[Begin]

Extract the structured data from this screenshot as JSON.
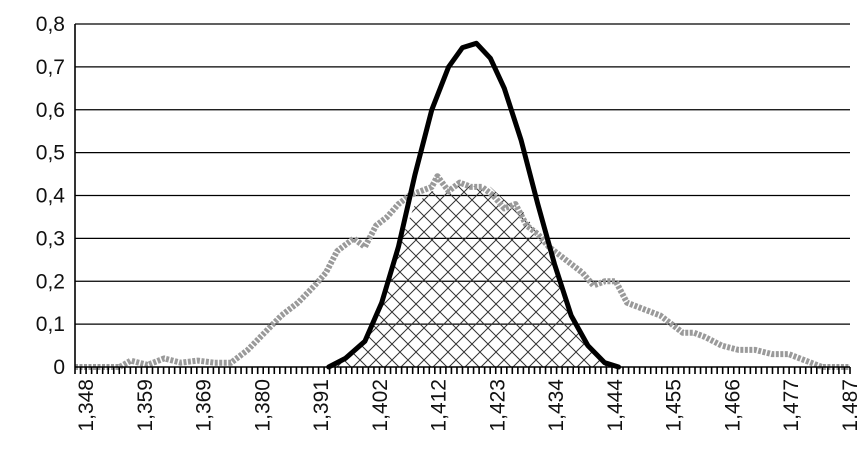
{
  "chart_data": {
    "type": "line",
    "title": "",
    "xlabel": "",
    "ylabel": "",
    "x_tick_labels": [
      "1,348",
      "1,359",
      "1,369",
      "1,380",
      "1,391",
      "1,402",
      "1,412",
      "1,423",
      "1,434",
      "1,444",
      "1,455",
      "1,466",
      "1,477",
      "1,487"
    ],
    "y_tick_labels": [
      "0",
      "0,1",
      "0,2",
      "0,3",
      "0,4",
      "0,5",
      "0,6",
      "0,7",
      "0,8"
    ],
    "xlim": [
      1.348,
      1.487
    ],
    "ylim": [
      0,
      0.8
    ],
    "grid": "horizontal",
    "legend": "none",
    "series": [
      {
        "style": "thick black smooth line",
        "color": "#000000",
        "x": [
          1.3935,
          1.3965,
          1.4,
          1.403,
          1.406,
          1.409,
          1.412,
          1.415,
          1.4175,
          1.42,
          1.4225,
          1.425,
          1.428,
          1.431,
          1.434,
          1.437,
          1.44,
          1.443,
          1.4455
        ],
        "y": [
          0.0,
          0.02,
          0.06,
          0.15,
          0.28,
          0.45,
          0.6,
          0.7,
          0.745,
          0.755,
          0.72,
          0.65,
          0.53,
          0.38,
          0.24,
          0.12,
          0.05,
          0.01,
          0.0
        ]
      },
      {
        "style": "gray noisy histogram line",
        "color": "#9a9a9a",
        "x": [
          1.348,
          1.356,
          1.358,
          1.361,
          1.364,
          1.367,
          1.37,
          1.373,
          1.376,
          1.379,
          1.382,
          1.385,
          1.388,
          1.391,
          1.393,
          1.395,
          1.398,
          1.4,
          1.402,
          1.404,
          1.406,
          1.408,
          1.41,
          1.412,
          1.413,
          1.415,
          1.417,
          1.419,
          1.421,
          1.423,
          1.425,
          1.427,
          1.429,
          1.431,
          1.433,
          1.435,
          1.437,
          1.439,
          1.441,
          1.443,
          1.445,
          1.447,
          1.449,
          1.451,
          1.453,
          1.455,
          1.457,
          1.459,
          1.461,
          1.464,
          1.467,
          1.47,
          1.473,
          1.476,
          1.478,
          1.48,
          1.482,
          1.487
        ],
        "y": [
          0.0,
          0.0,
          0.015,
          0.005,
          0.02,
          0.01,
          0.015,
          0.01,
          0.01,
          0.04,
          0.08,
          0.12,
          0.15,
          0.19,
          0.22,
          0.27,
          0.3,
          0.28,
          0.33,
          0.35,
          0.38,
          0.4,
          0.41,
          0.42,
          0.445,
          0.41,
          0.43,
          0.42,
          0.42,
          0.4,
          0.37,
          0.38,
          0.33,
          0.31,
          0.28,
          0.26,
          0.24,
          0.22,
          0.19,
          0.2,
          0.2,
          0.15,
          0.14,
          0.13,
          0.12,
          0.1,
          0.08,
          0.08,
          0.07,
          0.05,
          0.04,
          0.04,
          0.03,
          0.03,
          0.02,
          0.01,
          0.0,
          0.0
        ]
      },
      {
        "style": "crosshatched overlap area",
        "color": "#444444",
        "x": [
          1.3935,
          1.3965,
          1.4,
          1.403,
          1.406,
          1.409,
          1.412,
          1.415,
          1.4175,
          1.42,
          1.4225,
          1.425,
          1.428,
          1.431,
          1.434,
          1.437,
          1.44,
          1.443,
          1.4455
        ],
        "y": [
          0.0,
          0.02,
          0.06,
          0.15,
          0.28,
          0.38,
          0.41,
          0.41,
          0.43,
          0.42,
          0.42,
          0.39,
          0.37,
          0.31,
          0.24,
          0.12,
          0.05,
          0.01,
          0.0
        ]
      }
    ]
  }
}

[End]

▶ [Task description]
Every entry must be transcribed exactly. Pictures do not belong in the copy.

▶ [Response to this exercise]
Extract the structured data from this screenshot as JSON.
{
  "chart_data": {
    "type": "line",
    "title": "",
    "xlabel": "",
    "ylabel": "",
    "x_tick_labels": [
      "1,348",
      "1,359",
      "1,369",
      "1,380",
      "1,391",
      "1,402",
      "1,412",
      "1,423",
      "1,434",
      "1,444",
      "1,455",
      "1,466",
      "1,477",
      "1,487"
    ],
    "y_tick_labels": [
      "0",
      "0,1",
      "0,2",
      "0,3",
      "0,4",
      "0,5",
      "0,6",
      "0,7",
      "0,8"
    ],
    "xlim": [
      1.348,
      1.487
    ],
    "ylim": [
      0,
      0.8
    ],
    "grid": "horizontal",
    "legend": "none",
    "series": [
      {
        "style": "thick black smooth line",
        "color": "#000000",
        "x": [
          1.3935,
          1.3965,
          1.4,
          1.403,
          1.406,
          1.409,
          1.412,
          1.415,
          1.4175,
          1.42,
          1.4225,
          1.425,
          1.428,
          1.431,
          1.434,
          1.437,
          1.44,
          1.443,
          1.4455
        ],
        "y": [
          0.0,
          0.02,
          0.06,
          0.15,
          0.28,
          0.45,
          0.6,
          0.7,
          0.745,
          0.755,
          0.72,
          0.65,
          0.53,
          0.38,
          0.24,
          0.12,
          0.05,
          0.01,
          0.0
        ]
      },
      {
        "style": "gray noisy histogram line",
        "color": "#9a9a9a",
        "x": [
          1.348,
          1.356,
          1.358,
          1.361,
          1.364,
          1.367,
          1.37,
          1.373,
          1.376,
          1.379,
          1.382,
          1.385,
          1.388,
          1.391,
          1.393,
          1.395,
          1.398,
          1.4,
          1.402,
          1.404,
          1.406,
          1.408,
          1.41,
          1.412,
          1.413,
          1.415,
          1.417,
          1.419,
          1.421,
          1.423,
          1.425,
          1.427,
          1.429,
          1.431,
          1.433,
          1.435,
          1.437,
          1.439,
          1.441,
          1.443,
          1.445,
          1.447,
          1.449,
          1.451,
          1.453,
          1.455,
          1.457,
          1.459,
          1.461,
          1.464,
          1.467,
          1.47,
          1.473,
          1.476,
          1.478,
          1.48,
          1.482,
          1.487
        ],
        "y": [
          0.0,
          0.0,
          0.015,
          0.005,
          0.02,
          0.01,
          0.015,
          0.01,
          0.01,
          0.04,
          0.08,
          0.12,
          0.15,
          0.19,
          0.22,
          0.27,
          0.3,
          0.28,
          0.33,
          0.35,
          0.38,
          0.4,
          0.41,
          0.42,
          0.445,
          0.41,
          0.43,
          0.42,
          0.42,
          0.4,
          0.37,
          0.38,
          0.33,
          0.31,
          0.28,
          0.26,
          0.24,
          0.22,
          0.19,
          0.2,
          0.2,
          0.15,
          0.14,
          0.13,
          0.12,
          0.1,
          0.08,
          0.08,
          0.07,
          0.05,
          0.04,
          0.04,
          0.03,
          0.03,
          0.02,
          0.01,
          0.0,
          0.0
        ]
      },
      {
        "style": "crosshatched overlap area",
        "color": "#444444",
        "x": [
          1.3935,
          1.3965,
          1.4,
          1.403,
          1.406,
          1.409,
          1.412,
          1.415,
          1.4175,
          1.42,
          1.4225,
          1.425,
          1.428,
          1.431,
          1.434,
          1.437,
          1.44,
          1.443,
          1.4455
        ],
        "y": [
          0.0,
          0.02,
          0.06,
          0.15,
          0.28,
          0.38,
          0.41,
          0.41,
          0.43,
          0.42,
          0.42,
          0.39,
          0.37,
          0.31,
          0.24,
          0.12,
          0.05,
          0.01,
          0.0
        ]
      }
    ]
  }
}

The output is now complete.